### Extracted text
>>>
# EIA923 Column Changes
This notebook reimplements the excel extractor process to extract each sheet of each excel file separately. This preserves the original structure for easier comparison.

In [1]:
%load_ext autoreload
%autoreload 2
import pudl
from pudl import constants as pc
from pathlib import Path
import pandas as pd
pd.options.display.max_columns = 150
pd.options.display.max_rows = 150

In [2]:
# make notebooks full width
from IPython.core.display import display, HTML
display(HTML("<style>.container { width:95% !important; }</style>"))

In [4]:
eia923_tables = pc.PUDL_TABLES['eia923']
eia923_years = list(range(2001, 2020))

In [5]:
from pudl.workspace.setup import PudlPaths

ds = pudl.workspace.datastore.Datastore(local_cache_path=PudlPaths().data_dir)

In [6]:
eia923_extractor = pudl.extract.eia923.Extractor(ds)

In [7]:
dfs = {}
# Lightly altered extractor code (pudl.extract.excel.GenericExtractor.extract) to avoid concatenating prematurely
for partition in pudl.helpers.iterate_multivalue_dict(year=eia923_years):
    dfs[partition['year']] = {}
    for page in eia923_extractor._metadata.get_all_pages():
        if eia923_extractor.excel_filename(page, **partition) == '-1':
            continue
        newdata = pd.read_excel(
                    eia923_extractor.load_excel_file(page, **partition),
                    sheet_name=eia923_extractor._metadata.get_sheet_name(
                        page, **partition),
                    skiprows=eia923_extractor._metadata.get_skiprows(page, **partition),
                    skipfooter=eia923_extractor._metadata.get_skipfooter(
                        page, **partition),
                    dtype=eia923_extractor.get_dtypes(page, **partition),
                    nrows=20
        )
        newdata = pudl.helpers.simplify_columns(newdata)
        newdata = eia923_extractor.process_raw(newdata, page, **partition)
        newdata = eia923_extractor.process_renamed(newdata, page, **partition)
        dfs[partition['year']][page] = newdata

In [8]:
for k, v in dfs.items():
    print(k, v.keys())

2001 dict_keys(['generation_fuel', 'stocks'])
2002 dict_keys(['generation_fuel', 'stocks'])
2003 dict_keys(['generation_fuel', 'stocks'])
2004 dict_keys(['generation_fuel', 'stocks'])
2005 dict_keys(['generation_fuel', 'stocks'])
2006 dict_keys(['generation_fuel', 'stocks'])
<<<
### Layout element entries
>>>
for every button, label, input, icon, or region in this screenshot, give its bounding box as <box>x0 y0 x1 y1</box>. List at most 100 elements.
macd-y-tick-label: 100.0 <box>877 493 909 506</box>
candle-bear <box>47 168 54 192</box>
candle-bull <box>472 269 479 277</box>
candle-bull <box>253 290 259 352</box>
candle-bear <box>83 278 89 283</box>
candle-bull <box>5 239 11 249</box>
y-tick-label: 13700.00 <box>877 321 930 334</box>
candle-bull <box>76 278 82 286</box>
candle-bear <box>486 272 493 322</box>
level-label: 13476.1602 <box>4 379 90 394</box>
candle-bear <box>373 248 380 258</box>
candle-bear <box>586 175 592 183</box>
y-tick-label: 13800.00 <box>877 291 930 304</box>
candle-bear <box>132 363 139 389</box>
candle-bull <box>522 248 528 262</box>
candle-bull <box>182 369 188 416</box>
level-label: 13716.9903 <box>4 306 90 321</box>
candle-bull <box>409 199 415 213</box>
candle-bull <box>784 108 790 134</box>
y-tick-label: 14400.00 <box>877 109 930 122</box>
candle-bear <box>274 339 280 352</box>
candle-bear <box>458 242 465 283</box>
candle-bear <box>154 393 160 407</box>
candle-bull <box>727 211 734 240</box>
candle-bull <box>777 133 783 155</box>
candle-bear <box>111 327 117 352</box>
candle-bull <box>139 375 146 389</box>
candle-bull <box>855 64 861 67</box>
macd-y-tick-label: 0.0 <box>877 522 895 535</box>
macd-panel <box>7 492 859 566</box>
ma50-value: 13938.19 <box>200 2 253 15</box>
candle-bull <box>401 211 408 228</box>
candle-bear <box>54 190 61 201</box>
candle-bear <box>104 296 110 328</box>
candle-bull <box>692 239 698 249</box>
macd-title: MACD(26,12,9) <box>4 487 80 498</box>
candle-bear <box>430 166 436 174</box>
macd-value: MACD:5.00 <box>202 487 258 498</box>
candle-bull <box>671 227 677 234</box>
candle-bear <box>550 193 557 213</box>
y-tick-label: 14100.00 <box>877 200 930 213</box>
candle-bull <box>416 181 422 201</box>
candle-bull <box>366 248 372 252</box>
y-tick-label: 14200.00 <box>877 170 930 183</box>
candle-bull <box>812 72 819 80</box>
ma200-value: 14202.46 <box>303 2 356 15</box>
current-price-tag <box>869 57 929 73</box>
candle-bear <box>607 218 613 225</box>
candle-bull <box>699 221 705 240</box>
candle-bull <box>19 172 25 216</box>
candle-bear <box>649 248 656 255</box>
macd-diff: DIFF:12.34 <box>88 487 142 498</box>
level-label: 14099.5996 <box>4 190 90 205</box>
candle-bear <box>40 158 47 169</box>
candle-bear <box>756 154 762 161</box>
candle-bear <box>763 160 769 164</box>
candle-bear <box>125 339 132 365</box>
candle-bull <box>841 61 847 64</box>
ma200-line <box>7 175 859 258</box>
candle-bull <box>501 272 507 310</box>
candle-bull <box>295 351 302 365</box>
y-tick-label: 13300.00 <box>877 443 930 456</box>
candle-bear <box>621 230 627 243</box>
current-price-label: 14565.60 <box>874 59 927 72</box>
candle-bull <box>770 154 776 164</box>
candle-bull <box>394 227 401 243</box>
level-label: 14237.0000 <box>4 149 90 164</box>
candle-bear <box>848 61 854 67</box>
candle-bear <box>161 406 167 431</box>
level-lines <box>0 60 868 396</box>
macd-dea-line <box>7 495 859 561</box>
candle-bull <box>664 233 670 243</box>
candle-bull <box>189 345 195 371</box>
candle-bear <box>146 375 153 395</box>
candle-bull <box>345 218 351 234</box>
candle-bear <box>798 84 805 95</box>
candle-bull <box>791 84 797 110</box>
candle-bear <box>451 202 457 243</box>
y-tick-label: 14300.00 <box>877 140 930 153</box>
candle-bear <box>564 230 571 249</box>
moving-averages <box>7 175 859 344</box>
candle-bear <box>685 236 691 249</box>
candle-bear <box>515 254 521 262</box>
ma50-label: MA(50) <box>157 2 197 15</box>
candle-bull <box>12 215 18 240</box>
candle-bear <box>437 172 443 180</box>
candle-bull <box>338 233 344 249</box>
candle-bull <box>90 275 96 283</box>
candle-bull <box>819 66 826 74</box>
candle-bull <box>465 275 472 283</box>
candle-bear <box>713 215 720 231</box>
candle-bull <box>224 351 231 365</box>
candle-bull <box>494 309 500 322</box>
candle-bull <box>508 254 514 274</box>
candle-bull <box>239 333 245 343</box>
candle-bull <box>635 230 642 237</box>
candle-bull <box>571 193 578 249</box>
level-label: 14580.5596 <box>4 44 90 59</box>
<<<
>>>
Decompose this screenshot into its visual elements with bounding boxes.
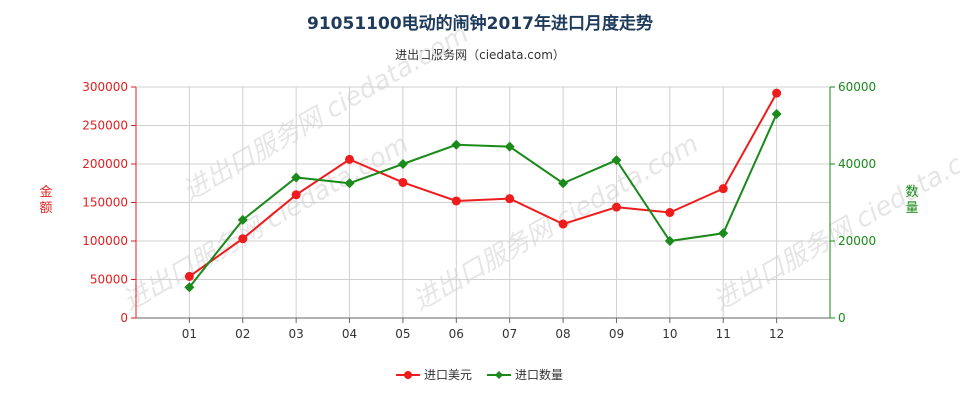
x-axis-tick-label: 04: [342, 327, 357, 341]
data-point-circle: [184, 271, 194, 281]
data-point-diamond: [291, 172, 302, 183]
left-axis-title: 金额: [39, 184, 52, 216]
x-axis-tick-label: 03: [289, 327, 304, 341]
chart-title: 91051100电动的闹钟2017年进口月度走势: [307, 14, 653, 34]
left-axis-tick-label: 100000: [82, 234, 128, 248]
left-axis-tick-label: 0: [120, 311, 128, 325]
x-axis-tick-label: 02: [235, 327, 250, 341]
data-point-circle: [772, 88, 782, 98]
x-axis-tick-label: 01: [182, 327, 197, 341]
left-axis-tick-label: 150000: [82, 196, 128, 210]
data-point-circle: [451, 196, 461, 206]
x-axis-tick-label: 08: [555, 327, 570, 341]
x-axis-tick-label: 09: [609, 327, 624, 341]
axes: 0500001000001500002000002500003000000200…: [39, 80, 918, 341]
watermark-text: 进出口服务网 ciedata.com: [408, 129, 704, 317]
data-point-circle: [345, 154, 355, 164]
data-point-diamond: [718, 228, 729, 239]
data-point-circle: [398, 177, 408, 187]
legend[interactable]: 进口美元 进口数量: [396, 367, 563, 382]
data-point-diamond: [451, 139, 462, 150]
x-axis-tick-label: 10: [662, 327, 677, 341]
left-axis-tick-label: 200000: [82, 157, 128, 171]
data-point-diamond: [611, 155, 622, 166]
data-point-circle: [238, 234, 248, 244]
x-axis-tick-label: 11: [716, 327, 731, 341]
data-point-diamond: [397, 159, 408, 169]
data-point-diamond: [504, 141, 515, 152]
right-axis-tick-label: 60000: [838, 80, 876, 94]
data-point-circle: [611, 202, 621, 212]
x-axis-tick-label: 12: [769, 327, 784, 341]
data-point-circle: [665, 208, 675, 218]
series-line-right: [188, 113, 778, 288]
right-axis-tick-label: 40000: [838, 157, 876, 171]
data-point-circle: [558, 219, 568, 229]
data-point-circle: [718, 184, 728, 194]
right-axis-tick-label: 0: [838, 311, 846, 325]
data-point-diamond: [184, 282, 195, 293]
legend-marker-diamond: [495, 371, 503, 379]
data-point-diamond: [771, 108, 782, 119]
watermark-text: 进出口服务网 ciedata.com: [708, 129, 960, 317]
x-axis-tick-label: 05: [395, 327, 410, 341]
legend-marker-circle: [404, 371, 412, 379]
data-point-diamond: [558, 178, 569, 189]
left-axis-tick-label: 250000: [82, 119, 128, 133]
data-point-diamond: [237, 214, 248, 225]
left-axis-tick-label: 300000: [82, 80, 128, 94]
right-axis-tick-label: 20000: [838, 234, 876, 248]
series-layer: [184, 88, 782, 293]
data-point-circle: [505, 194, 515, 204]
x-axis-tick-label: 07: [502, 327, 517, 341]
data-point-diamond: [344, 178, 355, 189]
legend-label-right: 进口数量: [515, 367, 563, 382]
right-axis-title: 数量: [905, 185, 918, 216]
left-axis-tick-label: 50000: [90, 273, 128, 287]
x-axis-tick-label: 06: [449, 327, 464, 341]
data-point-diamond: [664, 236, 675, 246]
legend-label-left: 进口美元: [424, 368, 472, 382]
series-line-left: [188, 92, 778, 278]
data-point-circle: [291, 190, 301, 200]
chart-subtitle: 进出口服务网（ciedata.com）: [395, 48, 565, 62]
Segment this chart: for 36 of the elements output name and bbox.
<<<
>>>
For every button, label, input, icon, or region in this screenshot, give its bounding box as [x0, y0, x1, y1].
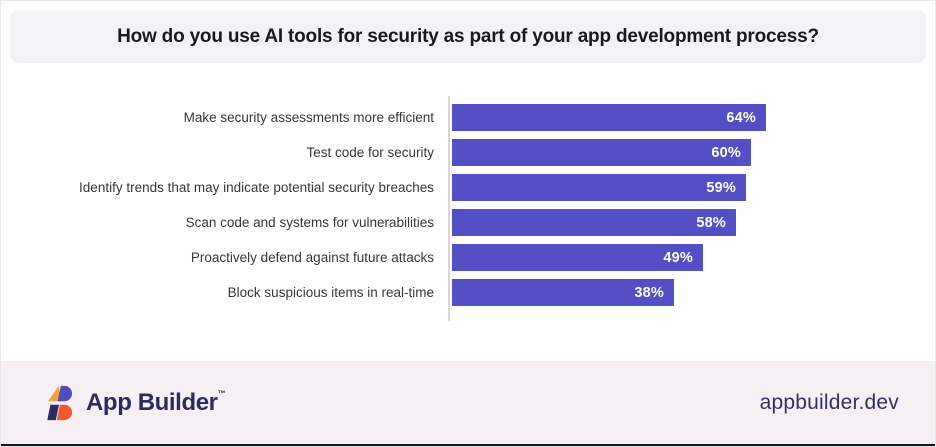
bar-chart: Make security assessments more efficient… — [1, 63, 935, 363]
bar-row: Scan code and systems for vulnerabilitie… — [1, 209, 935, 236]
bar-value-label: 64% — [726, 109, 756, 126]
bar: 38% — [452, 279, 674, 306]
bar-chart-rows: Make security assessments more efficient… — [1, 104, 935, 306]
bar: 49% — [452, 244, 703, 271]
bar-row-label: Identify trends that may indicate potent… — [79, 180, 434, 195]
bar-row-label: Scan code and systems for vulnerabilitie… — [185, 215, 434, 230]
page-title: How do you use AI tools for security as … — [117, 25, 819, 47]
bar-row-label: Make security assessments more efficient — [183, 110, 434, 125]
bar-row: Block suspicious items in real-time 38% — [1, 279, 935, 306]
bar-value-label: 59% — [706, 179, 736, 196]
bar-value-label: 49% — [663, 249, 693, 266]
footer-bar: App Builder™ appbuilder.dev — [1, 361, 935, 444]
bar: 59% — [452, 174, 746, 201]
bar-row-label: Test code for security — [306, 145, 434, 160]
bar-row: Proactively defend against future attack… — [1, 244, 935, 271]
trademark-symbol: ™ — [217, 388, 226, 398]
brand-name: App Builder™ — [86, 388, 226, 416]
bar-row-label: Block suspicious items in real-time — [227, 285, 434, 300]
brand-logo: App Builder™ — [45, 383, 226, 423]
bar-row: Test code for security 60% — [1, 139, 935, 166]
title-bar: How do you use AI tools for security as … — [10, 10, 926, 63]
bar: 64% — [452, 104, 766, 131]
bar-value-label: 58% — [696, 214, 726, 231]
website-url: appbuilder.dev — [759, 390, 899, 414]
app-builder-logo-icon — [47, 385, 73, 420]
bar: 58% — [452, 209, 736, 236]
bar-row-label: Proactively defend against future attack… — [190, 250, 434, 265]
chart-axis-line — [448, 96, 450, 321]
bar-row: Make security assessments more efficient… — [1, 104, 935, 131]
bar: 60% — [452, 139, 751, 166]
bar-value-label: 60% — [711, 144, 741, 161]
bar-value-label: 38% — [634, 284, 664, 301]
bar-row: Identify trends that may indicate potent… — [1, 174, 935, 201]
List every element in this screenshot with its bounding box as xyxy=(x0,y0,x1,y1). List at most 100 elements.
<<<
### Written tasks
a - According to the EIA923 notebook's description, what process does it reimplement?
b - Change "newdata" to "sheet_df" throughout the EIA923 notebook's code, starting at the words "newdata = pudl.helpers.simplify_columns(newdata)" and stopping after "2004 dict_keys(['generation_fuel', 'stocks'])".

### Exercise solutions
a - The excel extractor process, extracting each sheet of each excel file separately.

b -
sheet_df = pudl.helpers.simplify_columns(sheet_df)
        sheet_df = eia923_extractor.process_raw(sheet_df, page, **partition)
        sheet_df = eia923_extractor.process_renamed(sheet_df, page, **partition)
        dfs[partition['year']][page] = sheet_df

In [8]:
for k, v in dfs.items():
    print(k, v.keys())

2001 dict_keys(['generation_fuel', 'stocks'])
2002 dict_keys(['generation_fuel', 'stocks'])
2003 dict_keys(['generation_fuel', 'stocks'])
2004 dict_keys(['generation_fuel', 'stocks'])